Tasks and exercises:
1) According to the passage on astrobiology laboratories, what did astrobiologists often say their labs looked like?
2) Carry on the passage about astrobiology laboratories and the shadow biosphere, picking up after its final sentence.

Extract to read:
%%
Uncertain laboratories, emerging sciences: Making microbes invisible again

When I asked astrobiologists what their laboratories looked like, I was often told that they completely resembled any other microbiology lab but that all the activities were performed with a context in mind. To figure out what this context might consist of, I spent many mornings strolling around an astrobiology lab. Sitting on the stool in front of the microscope, one day, one of the senior PhD students in astrobiology was looking at his microbial samples. Leaning on the microscope ocular, the young researcher zoomed in on random spots of the slide he had carefully prepared and counted the cells lightened in every spot to estimate their growth or ratio of survival. “How many cells are there?” I asked. “Not that many of them,” he replied, and then he explained that most of them had probably died, at least those that we know. But that thin piece of glass might have held plenty of cells from a shadow biosphere, he explained, that he simply could not see or recognize: “…alien life right under our noses.” His younger colleague, pipetting on the nearby bench, turned his head around and asked what he was talking about. “It’s just a hypothesis,” he replied, shrugging his shoulders, “but it makes you wonder…!” In fact, as mentioned above, very little research into the shadow biosphere hypothesis is today actively carried out in laboratories, possibly as a side effect of the harsh debacle that followed NASA’s triumphant announcement. The shadow biosphere hypothesis, which became both well-known and infamous following Wolfe-Simon’s GFAJ-1 article, did not fade: on the contrary, the possible existence of a shadow biosphere, even if seldom discussed in formal settings, is still brought up in informal talks and taken into consideration when debating whether anomalies should be discarded as failed experiments or investigated as possible insights into what “traditional” biology would fail to grasp.
%%
Document layout detection data:
%%
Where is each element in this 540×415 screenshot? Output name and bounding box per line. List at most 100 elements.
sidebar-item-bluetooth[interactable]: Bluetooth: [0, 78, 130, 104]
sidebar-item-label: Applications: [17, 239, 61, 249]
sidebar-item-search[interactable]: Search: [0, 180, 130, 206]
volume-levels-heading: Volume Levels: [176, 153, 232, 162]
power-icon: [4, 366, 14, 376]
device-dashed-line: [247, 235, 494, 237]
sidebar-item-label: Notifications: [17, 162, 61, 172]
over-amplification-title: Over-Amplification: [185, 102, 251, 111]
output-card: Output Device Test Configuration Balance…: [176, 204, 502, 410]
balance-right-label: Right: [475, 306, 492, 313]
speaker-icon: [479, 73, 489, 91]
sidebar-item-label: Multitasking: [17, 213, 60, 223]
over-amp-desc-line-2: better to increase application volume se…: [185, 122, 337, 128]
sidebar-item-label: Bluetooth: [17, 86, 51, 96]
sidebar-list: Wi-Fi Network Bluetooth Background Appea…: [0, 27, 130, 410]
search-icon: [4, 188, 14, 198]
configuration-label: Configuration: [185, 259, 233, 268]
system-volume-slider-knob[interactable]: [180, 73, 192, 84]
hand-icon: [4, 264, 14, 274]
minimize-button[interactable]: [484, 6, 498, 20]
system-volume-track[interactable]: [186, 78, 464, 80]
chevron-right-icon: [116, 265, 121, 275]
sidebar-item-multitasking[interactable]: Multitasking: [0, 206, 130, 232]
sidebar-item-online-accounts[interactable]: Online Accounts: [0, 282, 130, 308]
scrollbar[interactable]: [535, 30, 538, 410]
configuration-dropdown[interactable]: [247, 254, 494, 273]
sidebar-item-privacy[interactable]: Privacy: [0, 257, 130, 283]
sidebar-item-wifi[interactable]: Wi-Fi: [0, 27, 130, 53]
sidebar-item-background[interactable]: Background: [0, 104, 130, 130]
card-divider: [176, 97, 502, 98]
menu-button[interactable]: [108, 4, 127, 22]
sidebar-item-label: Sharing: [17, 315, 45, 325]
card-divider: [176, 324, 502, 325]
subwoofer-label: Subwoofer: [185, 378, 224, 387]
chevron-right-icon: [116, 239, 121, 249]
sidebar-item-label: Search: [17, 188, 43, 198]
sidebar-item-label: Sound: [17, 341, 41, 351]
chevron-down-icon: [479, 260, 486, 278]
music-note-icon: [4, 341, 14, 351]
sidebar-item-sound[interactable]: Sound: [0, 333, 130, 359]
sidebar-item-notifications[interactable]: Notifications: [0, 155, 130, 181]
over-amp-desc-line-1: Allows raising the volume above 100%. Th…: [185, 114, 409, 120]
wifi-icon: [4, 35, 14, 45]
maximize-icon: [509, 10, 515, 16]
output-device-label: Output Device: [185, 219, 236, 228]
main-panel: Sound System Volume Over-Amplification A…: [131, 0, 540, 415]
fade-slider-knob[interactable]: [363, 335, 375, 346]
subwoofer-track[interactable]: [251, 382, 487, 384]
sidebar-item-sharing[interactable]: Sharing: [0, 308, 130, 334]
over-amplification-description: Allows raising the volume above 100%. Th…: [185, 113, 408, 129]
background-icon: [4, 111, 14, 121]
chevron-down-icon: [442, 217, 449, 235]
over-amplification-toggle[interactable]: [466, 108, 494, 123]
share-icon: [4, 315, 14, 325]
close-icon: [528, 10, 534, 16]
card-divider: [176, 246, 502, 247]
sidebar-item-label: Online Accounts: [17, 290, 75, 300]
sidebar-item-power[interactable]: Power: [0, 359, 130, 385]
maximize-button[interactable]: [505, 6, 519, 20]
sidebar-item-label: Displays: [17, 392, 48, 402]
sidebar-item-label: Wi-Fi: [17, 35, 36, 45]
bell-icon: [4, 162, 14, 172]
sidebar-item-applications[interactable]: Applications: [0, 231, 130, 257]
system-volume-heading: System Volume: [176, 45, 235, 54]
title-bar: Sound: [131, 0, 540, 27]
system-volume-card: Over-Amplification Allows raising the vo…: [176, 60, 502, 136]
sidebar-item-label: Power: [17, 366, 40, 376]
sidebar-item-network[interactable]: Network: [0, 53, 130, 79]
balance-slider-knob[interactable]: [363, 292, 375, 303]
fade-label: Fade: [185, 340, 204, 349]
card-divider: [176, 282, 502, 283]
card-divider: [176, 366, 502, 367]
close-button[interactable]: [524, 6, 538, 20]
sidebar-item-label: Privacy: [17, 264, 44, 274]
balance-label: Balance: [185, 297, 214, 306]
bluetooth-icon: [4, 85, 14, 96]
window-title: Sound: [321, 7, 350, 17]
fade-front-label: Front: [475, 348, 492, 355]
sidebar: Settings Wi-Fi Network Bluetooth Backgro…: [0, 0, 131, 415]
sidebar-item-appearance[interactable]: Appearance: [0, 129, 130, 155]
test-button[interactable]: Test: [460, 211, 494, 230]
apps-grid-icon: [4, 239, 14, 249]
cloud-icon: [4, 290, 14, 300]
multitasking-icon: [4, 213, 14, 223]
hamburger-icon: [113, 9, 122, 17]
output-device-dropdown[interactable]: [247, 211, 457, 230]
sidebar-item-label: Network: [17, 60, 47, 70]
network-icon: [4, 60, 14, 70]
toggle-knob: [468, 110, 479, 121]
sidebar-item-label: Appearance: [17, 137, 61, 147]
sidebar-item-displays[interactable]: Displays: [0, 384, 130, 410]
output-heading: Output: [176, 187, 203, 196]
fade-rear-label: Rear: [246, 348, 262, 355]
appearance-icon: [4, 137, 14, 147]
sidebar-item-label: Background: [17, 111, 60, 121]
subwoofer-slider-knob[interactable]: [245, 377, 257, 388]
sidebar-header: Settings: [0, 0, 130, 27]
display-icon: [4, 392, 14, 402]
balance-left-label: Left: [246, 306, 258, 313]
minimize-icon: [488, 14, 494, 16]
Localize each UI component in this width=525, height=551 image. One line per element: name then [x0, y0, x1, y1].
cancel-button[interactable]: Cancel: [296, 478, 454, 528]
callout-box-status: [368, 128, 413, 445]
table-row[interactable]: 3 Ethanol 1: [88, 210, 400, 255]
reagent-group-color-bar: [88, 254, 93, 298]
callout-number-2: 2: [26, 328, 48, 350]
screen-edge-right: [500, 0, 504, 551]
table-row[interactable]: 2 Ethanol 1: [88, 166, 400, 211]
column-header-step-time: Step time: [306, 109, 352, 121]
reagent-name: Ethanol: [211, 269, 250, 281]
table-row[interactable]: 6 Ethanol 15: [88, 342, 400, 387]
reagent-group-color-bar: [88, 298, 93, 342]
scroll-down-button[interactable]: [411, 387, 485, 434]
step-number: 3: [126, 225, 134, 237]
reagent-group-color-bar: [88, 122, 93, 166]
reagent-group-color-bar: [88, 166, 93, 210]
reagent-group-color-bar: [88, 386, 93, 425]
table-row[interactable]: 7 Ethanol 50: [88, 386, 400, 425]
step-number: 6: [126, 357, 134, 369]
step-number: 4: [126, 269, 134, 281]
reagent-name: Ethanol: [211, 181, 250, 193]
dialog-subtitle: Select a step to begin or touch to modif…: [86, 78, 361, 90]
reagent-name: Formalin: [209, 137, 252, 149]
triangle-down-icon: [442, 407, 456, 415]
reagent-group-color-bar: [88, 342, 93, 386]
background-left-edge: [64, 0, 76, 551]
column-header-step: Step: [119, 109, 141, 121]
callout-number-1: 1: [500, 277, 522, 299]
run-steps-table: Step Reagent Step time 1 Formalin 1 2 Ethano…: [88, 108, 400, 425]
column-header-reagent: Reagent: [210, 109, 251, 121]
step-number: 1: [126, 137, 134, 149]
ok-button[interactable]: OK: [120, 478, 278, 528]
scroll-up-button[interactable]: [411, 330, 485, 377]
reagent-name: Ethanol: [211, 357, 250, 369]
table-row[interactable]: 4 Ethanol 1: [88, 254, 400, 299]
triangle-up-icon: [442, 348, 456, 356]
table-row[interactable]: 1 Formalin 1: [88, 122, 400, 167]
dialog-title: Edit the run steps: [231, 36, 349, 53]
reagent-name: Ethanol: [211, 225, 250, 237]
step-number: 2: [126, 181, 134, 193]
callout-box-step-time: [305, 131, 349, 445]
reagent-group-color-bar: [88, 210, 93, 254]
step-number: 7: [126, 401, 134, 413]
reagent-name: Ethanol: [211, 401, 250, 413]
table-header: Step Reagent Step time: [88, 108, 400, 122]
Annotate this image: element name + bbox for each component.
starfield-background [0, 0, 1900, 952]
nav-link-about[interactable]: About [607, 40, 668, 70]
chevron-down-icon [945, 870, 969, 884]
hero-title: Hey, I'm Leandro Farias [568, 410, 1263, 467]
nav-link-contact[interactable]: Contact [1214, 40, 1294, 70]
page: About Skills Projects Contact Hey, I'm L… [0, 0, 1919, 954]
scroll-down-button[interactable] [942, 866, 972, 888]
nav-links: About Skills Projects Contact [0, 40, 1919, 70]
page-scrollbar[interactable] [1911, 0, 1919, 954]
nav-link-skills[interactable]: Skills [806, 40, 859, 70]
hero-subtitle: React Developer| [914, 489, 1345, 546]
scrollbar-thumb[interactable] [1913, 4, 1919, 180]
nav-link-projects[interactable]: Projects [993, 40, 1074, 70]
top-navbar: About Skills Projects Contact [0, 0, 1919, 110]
%%
Answers given:
1) Any other microbiology lab, except that all the activities were performed with a context in mind.

2)
Inside the laboratory walls, the detection and recognition of microbial life forms is mediated by a multitude of instruments that make them visible and manipulable. The simple act of looking is more troublesome that one can imagine. First of all, the microbes the scientist was interested in did not come from a commercial strain; they were not purchased from an online catalog and delivered to the lab but instead collected on a field site, in some environment presenting characteristics of interest as analogue to other planetary places. Immediately after collection, the samples were stored in plastic bags and then carried to the laboratory where microbes could be separated from other components of the sample. Extracting microbes from a soil sample requires a complex mix of crushing, dissolving, blending, and centrifuging. Once separated, they can be transferred on to agar plates and cultured in different conditions for several days to monitor their responses.

Cell culture is used to make microbes visible by causing them to grow into large communities. Biologists spend a significant part of their time taking care of their cultures, following protocols for “optimal” growth. However, they are adamant that only a small portion—less than 1 percent, according to Pace (1997)—of the huge microbial diversity found in the field can be cultured in the lab, often for unknown reasons. The identity of most of the microbes refusing to survive and duplicate within a petri dish remains unknown, “shrugged aside as uncooperative” (Davies et al. 2009, 247). Shadow life forms might require conditions that astrobiologists do not expect, for example, unusual chemical elements, extreme temperatures, and a different barometric pressure putting into perspective adjectives such as “standard,” “normal,” and “optimal” (Helmreich 2012).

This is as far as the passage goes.